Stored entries
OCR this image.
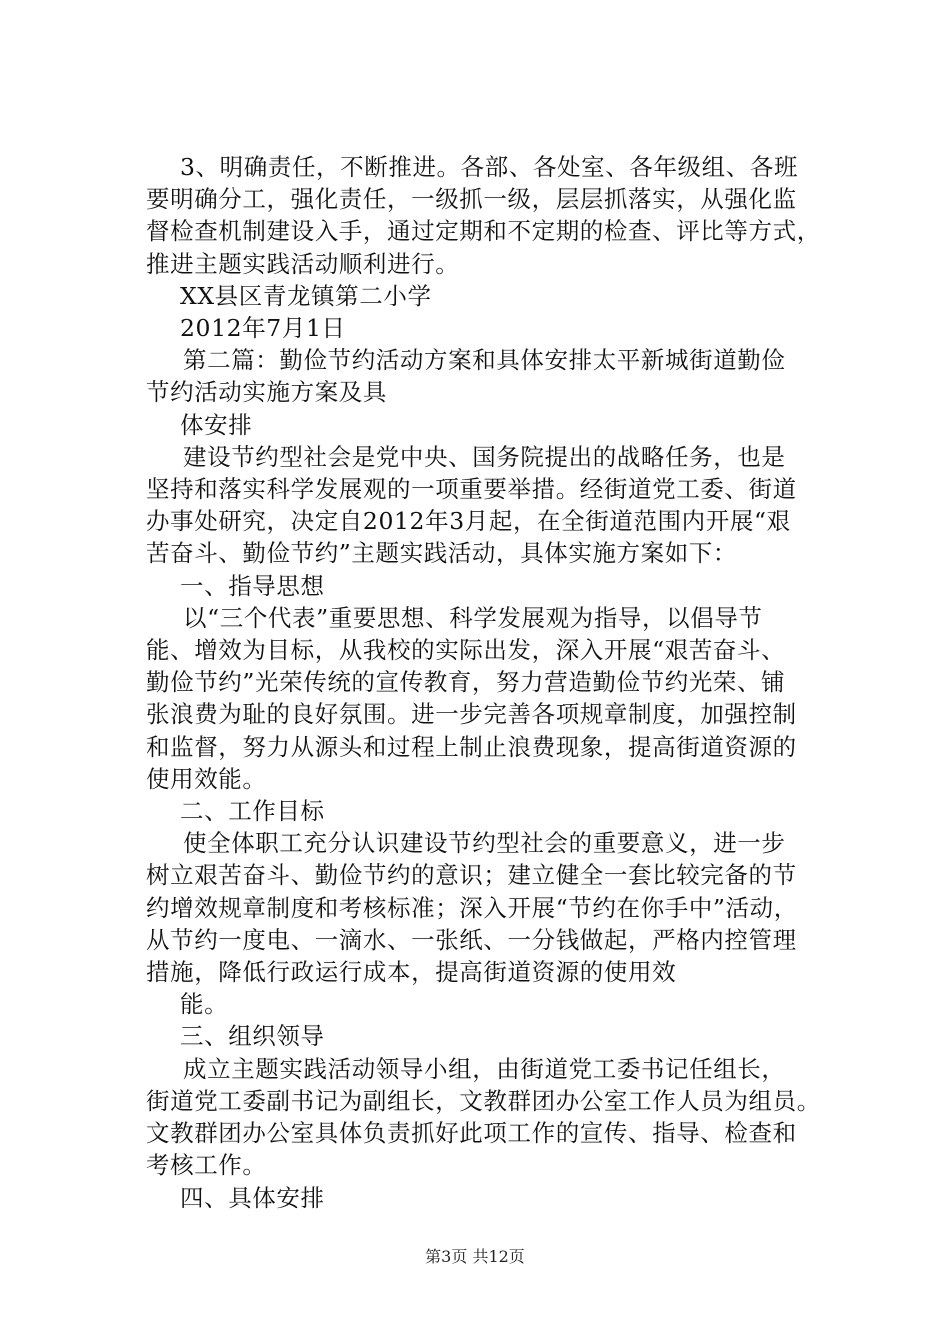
3、明确责任，不断推进。各部、各处室、各年级组、各班
要明确分工，强化责任，一级抓一级，层层抓落实，从强化监
督检查机制建设入手，通过定期和不定期的检查、评比等方式，
推进主题实践活动顺利进行。
XX县区青龙镇第二小学
2012年7月1日
第二篇：勤俭节约活动方案和具体安排太平新城街道勤俭
节约活动实施方案及具
体安排
建设节约型社会是党中央、国务院提出的战略任务，也是
坚持和落实科学发展观的一项重要举措。经街道党工委、街道
办事处研究，决定自2012年3月起，在全街道范围内开展“艰
苦奋斗、勤俭节约”主题实践活动，具体实施方案如下：
一、指导思想
以“三个代表”重要思想、科学发展观为指导，以倡导节
能、增效为目标，从我校的实际出发，深入开展“艰苦奋斗、
勤俭节约”光荣传统的宣传教育，努力营造勤俭节约光荣、铺
张浪费为耻的良好氛围。进一步完善各项规章制度，加强控制
和监督，努力从源头和过程上制止浪费现象，提高街道资源的
使用效能。
二、工作目标
使全体职工充分认识建设节约型社会的重要意义，进一步
树立艰苦奋斗、勤俭节约的意识；建立健全一套比较完备的节
约增效规章制度和考核标准；深入开展“节约在你手中”活动，
从节约一度电、一滴水、一张纸、一分钱做起，严格内控管理
措施，降低行政运行成本，提高街道资源的使用效
能。
三、组织领导
成立主题实践活动领导小组，由街道党工委书记任组长，
街道党工委副书记为副组长，文教群团办公室工作人员为组员。
文教群团办公室具体负责抓好此项工作的宣传、指导、检查和
考核工作。
四、具体安排
第3页 共12页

• Written request
Return all of the data exactly as written, and drop the pictures.

• Result of the task
OCR this image.
3、明确责任，不断推进。各部、各处室、各年级组、各班
要明确分工，强化责任，一级抓一级，层层抓落实，从强化监
督检查机制建设入手，通过定期和不定期的检查、评比等方式，
推进主题实践活动顺利进行。
XX县区青龙镇第二小学
2012年7月1日
第二篇：勤俭节约活动方案和具体安排太平新城街道勤俭
节约活动实施方案及具
体安排
建设节约型社会是党中央、国务院提出的战略任务，也是
坚持和落实科学发展观的一项重要举措。经街道党工委、街道
办事处研究，决定自2012年3月起，在全街道范围内开展“艰
苦奋斗、勤俭节约”主题实践活动，具体实施方案如下：
一、指导思想
以“三个代表”重要思想、科学发展观为指导，以倡导节
能、增效为目标，从我校的实际出发，深入开展“艰苦奋斗、
勤俭节约”光荣传统的宣传教育，努力营造勤俭节约光荣、铺
张浪费为耻的良好氛围。进一步完善各项规章制度，加强控制
和监督，努力从源头和过程上制止浪费现象，提高街道资源的
使用效能。
二、工作目标
使全体职工充分认识建设节约型社会的重要意义，进一步
树立艰苦奋斗、勤俭节约的意识；建立健全一套比较完备的节
约增效规章制度和考核标准；深入开展“节约在你手中”活动，
从节约一度电、一滴水、一张纸、一分钱做起，严格内控管理
措施，降低行政运行成本，提高街道资源的使用效
能。
三、组织领导
成立主题实践活动领导小组，由街道党工委书记任组长，
街道党工委副书记为副组长，文教群团办公室工作人员为组员。
文教群团办公室具体负责抓好此项工作的宣传、指导、检查和
考核工作。
四、具体安排
第3页 共12页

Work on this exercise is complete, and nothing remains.